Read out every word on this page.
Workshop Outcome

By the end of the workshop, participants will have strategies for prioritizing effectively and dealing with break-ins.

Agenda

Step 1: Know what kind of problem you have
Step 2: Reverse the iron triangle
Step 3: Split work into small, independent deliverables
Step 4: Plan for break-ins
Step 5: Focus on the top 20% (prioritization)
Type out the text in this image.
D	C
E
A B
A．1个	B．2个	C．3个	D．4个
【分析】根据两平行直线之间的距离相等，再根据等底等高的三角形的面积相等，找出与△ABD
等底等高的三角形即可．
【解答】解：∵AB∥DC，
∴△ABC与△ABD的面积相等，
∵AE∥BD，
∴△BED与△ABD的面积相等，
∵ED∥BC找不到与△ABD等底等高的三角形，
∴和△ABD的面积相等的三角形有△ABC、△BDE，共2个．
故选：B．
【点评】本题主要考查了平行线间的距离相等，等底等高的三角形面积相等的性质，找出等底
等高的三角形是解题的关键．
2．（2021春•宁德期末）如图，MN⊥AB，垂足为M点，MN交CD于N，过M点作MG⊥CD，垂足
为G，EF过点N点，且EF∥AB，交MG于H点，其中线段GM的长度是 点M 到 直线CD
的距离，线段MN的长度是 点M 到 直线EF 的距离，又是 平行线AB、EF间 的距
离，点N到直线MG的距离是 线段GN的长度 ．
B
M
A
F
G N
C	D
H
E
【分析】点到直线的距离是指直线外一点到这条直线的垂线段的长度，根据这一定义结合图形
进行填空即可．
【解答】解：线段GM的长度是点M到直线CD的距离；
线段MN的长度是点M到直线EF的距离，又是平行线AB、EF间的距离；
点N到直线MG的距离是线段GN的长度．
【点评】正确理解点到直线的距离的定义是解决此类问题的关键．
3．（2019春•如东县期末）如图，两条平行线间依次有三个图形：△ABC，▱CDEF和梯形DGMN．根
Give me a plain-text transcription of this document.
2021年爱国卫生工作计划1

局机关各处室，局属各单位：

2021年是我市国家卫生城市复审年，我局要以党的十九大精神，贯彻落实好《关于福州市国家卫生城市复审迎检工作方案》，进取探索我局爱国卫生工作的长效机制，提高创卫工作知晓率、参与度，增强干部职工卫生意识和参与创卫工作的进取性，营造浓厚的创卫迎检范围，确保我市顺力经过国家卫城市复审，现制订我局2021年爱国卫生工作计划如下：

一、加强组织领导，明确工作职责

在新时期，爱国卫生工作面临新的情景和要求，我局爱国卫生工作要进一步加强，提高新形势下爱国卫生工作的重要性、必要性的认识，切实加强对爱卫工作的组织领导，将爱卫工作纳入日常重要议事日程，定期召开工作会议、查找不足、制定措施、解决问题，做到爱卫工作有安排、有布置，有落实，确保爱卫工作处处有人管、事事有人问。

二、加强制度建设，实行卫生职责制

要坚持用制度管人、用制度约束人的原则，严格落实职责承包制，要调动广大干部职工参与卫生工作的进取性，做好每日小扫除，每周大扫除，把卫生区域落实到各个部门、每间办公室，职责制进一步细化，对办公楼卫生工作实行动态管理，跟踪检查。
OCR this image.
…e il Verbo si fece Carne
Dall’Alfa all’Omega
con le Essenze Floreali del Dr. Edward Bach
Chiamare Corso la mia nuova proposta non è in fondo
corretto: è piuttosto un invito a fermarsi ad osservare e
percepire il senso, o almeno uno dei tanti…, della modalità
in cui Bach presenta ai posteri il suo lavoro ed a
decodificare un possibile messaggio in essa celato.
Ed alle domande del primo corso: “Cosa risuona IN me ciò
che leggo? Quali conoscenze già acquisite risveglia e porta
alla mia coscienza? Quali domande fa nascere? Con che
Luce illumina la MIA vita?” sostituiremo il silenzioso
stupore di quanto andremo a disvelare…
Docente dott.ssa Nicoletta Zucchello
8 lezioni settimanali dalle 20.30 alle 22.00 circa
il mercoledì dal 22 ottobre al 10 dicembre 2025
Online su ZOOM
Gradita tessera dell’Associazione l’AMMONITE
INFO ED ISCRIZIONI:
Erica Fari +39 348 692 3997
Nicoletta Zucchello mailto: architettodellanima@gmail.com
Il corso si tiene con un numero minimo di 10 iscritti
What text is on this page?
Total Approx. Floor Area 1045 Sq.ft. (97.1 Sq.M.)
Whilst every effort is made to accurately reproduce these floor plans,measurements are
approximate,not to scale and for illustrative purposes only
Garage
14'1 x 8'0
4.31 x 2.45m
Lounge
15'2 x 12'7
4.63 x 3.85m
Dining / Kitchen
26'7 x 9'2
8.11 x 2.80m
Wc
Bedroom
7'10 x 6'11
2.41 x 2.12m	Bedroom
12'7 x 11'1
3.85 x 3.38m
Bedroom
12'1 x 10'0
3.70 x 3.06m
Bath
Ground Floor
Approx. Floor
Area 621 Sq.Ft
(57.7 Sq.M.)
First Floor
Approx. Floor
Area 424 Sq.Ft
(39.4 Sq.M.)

_Given instruction:_ Read the lines above. Gather those in which the string "text" is found.

_Worked solution:_
Type out the text in this image.
Give me a plain-text transcription of this document.
What text is on this page?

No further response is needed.